Work to complete: Copy every line in which the string "Cumulative" occurs.

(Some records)
________________________________________
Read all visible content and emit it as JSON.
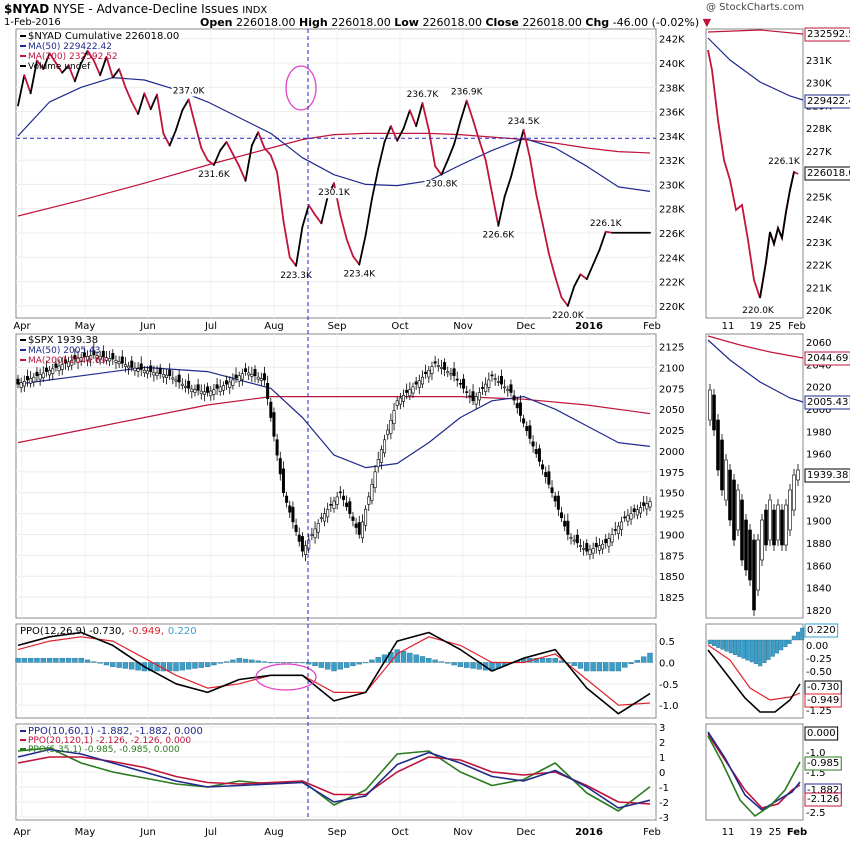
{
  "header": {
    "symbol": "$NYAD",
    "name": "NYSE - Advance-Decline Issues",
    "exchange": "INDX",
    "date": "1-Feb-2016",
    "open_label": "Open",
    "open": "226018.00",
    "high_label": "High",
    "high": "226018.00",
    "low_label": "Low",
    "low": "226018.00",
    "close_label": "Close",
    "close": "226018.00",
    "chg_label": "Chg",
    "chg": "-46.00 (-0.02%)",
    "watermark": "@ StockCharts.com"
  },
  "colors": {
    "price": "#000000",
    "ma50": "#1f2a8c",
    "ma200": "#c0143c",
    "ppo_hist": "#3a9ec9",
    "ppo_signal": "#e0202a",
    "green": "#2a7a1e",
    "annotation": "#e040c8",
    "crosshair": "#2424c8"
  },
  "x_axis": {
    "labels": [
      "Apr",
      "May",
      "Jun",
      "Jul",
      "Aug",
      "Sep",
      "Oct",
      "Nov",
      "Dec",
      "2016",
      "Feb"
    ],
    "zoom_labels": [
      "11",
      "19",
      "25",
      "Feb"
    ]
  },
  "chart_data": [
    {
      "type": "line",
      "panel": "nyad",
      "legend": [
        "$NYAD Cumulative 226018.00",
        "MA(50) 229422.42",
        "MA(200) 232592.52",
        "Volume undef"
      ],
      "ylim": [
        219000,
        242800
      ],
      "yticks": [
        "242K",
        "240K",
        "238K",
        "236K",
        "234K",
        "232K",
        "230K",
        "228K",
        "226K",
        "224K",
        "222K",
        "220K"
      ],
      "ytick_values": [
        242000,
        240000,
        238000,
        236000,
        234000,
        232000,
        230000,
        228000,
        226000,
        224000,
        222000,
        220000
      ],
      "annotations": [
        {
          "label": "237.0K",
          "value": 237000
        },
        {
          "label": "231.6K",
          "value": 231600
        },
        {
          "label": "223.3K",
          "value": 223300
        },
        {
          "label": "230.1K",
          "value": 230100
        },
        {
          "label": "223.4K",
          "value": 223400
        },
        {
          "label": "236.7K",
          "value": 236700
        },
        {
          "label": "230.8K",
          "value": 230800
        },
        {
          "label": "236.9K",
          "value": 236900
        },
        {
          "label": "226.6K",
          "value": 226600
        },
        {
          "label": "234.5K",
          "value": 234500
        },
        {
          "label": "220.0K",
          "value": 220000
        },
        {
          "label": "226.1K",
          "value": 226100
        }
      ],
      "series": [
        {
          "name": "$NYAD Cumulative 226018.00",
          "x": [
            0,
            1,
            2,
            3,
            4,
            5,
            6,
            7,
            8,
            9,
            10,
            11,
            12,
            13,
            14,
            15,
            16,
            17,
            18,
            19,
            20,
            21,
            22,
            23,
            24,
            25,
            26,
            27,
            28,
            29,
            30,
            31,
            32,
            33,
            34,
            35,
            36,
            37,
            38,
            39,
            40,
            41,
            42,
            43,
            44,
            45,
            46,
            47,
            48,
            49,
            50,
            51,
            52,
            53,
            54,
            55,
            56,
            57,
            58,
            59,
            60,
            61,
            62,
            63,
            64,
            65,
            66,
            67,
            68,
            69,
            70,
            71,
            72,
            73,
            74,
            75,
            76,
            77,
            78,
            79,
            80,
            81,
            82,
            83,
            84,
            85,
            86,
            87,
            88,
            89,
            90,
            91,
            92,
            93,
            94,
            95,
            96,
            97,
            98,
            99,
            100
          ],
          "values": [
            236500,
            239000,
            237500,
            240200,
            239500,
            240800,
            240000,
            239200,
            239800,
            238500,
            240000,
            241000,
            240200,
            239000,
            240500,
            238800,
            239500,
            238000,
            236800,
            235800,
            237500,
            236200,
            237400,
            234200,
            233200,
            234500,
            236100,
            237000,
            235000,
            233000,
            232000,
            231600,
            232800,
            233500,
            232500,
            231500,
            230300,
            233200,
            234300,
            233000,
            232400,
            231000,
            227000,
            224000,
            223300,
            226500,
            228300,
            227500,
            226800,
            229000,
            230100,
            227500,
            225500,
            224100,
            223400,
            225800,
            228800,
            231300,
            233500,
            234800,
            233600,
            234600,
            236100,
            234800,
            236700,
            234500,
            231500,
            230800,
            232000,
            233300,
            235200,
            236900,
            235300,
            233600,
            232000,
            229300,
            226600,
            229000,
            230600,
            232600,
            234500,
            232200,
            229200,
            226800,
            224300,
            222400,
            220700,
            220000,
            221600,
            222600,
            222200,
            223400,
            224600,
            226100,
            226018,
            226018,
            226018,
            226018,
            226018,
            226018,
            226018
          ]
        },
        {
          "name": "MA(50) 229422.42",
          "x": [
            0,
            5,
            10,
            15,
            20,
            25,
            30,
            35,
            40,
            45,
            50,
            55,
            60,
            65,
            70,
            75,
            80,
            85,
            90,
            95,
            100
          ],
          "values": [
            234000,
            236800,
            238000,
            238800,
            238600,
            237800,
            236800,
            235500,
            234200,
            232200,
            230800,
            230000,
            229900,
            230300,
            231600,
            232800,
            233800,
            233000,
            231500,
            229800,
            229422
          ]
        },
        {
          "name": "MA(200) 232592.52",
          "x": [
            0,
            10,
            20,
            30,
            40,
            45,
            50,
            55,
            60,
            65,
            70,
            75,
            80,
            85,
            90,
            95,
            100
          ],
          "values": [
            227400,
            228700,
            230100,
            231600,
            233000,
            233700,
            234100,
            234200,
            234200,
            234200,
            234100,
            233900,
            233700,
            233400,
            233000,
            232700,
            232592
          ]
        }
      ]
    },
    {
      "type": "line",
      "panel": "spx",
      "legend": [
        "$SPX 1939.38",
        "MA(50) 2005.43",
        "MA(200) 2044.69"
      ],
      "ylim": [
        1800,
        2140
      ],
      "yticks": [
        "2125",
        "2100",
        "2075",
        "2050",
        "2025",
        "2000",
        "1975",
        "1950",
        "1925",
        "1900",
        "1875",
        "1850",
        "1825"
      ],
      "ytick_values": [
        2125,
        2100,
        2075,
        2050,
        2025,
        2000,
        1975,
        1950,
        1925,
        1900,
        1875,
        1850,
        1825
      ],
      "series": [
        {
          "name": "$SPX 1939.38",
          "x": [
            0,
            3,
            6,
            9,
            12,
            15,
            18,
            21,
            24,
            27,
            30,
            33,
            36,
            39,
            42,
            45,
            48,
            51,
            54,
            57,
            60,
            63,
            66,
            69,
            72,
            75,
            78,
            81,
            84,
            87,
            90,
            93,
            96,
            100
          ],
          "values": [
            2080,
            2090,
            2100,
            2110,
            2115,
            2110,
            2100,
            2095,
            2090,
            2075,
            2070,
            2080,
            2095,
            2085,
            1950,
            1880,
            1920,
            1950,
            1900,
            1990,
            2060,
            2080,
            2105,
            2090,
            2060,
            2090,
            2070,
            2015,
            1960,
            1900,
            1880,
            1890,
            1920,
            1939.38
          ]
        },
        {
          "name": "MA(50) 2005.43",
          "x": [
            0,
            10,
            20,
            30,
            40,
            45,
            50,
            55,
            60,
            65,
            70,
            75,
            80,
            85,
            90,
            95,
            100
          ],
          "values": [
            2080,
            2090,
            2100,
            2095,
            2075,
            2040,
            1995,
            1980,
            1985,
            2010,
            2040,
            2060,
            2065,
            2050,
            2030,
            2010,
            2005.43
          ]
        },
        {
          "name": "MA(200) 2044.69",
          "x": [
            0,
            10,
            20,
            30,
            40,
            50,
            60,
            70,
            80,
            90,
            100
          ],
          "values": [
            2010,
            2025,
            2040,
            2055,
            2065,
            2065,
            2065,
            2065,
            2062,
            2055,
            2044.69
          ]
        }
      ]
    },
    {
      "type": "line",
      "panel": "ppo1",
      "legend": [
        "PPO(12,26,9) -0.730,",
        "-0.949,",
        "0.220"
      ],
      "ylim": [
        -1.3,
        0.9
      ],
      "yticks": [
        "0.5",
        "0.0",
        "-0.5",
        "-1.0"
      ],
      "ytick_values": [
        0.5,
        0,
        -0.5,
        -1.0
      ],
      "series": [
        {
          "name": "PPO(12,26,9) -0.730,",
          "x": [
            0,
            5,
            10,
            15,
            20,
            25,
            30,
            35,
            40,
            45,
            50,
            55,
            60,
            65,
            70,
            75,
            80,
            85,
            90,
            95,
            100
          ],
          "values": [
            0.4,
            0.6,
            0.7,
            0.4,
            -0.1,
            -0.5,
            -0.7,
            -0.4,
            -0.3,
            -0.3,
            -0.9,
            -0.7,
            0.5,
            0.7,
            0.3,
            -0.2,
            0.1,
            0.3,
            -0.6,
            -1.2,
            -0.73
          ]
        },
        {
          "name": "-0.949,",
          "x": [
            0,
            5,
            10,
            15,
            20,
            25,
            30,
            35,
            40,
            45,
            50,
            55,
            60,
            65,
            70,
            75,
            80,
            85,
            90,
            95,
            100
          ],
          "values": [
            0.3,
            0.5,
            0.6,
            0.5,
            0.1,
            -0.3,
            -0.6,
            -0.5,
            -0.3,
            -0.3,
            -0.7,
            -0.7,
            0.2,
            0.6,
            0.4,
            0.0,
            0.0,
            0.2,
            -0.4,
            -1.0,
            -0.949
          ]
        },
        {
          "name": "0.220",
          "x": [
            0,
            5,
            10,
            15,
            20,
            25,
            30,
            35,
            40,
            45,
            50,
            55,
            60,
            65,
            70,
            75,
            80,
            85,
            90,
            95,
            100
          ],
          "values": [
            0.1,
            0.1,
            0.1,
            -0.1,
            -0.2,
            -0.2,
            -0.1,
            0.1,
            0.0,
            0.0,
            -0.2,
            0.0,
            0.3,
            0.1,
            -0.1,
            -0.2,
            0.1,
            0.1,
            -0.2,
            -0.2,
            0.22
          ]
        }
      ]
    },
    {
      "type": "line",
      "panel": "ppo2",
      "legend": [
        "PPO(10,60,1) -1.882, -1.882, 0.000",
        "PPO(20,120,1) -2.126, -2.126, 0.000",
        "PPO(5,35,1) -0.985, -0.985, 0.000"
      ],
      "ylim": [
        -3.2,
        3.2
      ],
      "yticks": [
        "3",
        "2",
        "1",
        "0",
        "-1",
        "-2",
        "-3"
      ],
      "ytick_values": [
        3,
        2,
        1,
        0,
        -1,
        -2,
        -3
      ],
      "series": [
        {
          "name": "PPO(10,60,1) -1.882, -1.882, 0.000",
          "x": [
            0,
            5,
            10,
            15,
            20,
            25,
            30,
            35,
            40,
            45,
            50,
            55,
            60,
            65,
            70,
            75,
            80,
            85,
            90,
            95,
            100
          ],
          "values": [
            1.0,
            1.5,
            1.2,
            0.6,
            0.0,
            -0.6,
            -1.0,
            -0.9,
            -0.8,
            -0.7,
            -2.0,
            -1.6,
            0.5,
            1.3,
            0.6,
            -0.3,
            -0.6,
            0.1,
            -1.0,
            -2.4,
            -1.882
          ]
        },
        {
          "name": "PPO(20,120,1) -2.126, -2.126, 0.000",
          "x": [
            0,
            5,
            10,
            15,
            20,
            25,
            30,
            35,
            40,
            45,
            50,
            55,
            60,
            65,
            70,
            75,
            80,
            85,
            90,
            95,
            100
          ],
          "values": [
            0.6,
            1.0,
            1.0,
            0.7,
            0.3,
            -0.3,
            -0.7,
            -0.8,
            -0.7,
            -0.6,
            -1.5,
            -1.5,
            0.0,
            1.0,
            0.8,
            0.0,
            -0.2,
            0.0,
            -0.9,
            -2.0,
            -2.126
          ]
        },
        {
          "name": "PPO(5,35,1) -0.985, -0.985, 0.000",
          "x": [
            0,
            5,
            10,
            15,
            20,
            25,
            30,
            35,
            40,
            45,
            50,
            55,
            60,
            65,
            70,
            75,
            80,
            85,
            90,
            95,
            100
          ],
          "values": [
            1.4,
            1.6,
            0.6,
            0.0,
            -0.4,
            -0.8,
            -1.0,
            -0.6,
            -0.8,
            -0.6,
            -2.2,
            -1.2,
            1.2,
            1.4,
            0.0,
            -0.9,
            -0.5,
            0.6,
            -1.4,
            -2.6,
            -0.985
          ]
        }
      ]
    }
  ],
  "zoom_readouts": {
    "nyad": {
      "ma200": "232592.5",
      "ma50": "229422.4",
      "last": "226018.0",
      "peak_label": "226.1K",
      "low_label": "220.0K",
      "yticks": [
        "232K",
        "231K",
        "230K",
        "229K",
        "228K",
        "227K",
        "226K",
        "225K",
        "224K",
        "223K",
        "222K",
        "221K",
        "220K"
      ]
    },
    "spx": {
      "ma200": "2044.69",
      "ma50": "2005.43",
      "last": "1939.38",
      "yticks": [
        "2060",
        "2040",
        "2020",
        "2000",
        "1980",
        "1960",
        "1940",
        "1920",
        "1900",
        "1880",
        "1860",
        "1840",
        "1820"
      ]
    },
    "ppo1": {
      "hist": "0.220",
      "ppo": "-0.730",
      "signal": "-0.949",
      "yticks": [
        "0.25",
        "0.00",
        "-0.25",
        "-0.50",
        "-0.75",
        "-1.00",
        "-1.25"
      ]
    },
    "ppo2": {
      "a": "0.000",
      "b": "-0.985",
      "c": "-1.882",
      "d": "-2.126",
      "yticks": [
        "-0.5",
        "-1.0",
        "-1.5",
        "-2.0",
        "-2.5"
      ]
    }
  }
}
________________________________________
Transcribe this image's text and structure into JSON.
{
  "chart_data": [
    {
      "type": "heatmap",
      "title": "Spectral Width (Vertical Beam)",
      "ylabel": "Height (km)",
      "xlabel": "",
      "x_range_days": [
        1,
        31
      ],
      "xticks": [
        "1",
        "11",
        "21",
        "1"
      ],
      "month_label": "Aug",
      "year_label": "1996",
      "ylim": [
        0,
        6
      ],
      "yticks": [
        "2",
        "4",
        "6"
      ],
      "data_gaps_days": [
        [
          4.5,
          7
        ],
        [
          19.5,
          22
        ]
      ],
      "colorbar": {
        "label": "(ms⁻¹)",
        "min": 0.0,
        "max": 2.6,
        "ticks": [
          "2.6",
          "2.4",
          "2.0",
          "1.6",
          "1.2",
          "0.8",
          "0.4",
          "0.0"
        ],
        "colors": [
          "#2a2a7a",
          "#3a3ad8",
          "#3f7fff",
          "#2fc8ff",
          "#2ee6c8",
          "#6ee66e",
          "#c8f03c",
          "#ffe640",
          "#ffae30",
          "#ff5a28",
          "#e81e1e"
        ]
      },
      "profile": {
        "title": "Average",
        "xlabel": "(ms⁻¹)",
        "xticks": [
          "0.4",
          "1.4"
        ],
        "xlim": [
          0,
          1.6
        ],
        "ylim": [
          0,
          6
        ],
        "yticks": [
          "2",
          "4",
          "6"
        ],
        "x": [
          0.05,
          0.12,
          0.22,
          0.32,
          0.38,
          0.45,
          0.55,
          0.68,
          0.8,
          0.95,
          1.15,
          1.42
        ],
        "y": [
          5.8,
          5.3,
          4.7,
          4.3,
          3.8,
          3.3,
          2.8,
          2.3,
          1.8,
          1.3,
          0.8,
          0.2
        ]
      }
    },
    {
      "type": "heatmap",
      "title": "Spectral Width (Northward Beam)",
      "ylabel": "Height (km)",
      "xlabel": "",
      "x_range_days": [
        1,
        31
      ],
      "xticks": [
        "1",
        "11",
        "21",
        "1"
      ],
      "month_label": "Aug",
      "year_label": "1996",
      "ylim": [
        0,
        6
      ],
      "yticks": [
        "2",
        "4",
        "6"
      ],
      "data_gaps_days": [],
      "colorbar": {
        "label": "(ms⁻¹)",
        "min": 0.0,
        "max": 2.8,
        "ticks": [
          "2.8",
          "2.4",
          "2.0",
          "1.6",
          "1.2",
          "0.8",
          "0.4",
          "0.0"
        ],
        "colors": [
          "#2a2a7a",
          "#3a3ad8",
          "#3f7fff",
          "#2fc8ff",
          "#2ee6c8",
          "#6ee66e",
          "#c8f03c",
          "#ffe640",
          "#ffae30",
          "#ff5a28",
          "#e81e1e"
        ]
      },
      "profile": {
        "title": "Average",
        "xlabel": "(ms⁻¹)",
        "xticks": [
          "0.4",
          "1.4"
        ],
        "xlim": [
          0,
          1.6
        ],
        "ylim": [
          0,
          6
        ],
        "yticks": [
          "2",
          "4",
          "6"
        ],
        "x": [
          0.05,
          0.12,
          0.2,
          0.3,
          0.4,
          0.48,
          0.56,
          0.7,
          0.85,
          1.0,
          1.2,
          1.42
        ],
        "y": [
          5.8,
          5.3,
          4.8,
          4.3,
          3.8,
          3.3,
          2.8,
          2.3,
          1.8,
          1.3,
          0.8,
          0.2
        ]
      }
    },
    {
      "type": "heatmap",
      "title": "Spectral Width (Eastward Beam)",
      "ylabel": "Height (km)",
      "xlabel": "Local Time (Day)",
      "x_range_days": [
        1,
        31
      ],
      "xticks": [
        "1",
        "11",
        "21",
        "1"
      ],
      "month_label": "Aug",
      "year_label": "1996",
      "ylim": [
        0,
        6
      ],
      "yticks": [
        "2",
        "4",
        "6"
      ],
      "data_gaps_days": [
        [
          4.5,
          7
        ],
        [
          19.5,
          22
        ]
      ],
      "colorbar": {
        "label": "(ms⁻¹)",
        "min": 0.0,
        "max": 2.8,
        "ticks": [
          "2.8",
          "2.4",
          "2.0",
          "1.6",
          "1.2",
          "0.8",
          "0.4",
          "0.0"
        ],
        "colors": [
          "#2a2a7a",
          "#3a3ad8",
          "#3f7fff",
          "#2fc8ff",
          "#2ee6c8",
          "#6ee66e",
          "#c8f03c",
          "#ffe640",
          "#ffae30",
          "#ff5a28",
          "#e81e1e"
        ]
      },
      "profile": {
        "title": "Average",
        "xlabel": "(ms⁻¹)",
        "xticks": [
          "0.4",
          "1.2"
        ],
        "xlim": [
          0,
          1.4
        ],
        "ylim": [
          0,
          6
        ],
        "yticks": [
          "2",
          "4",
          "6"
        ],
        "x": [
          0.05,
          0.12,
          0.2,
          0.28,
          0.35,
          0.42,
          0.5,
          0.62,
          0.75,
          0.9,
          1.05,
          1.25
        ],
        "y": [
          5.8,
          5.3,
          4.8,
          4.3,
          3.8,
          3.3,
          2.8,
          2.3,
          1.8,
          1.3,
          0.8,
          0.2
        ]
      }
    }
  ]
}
________________________________________
Output:
        "$NYAD Cumulative 226018.00",
          "name": "$NYAD Cumulative 226018.00",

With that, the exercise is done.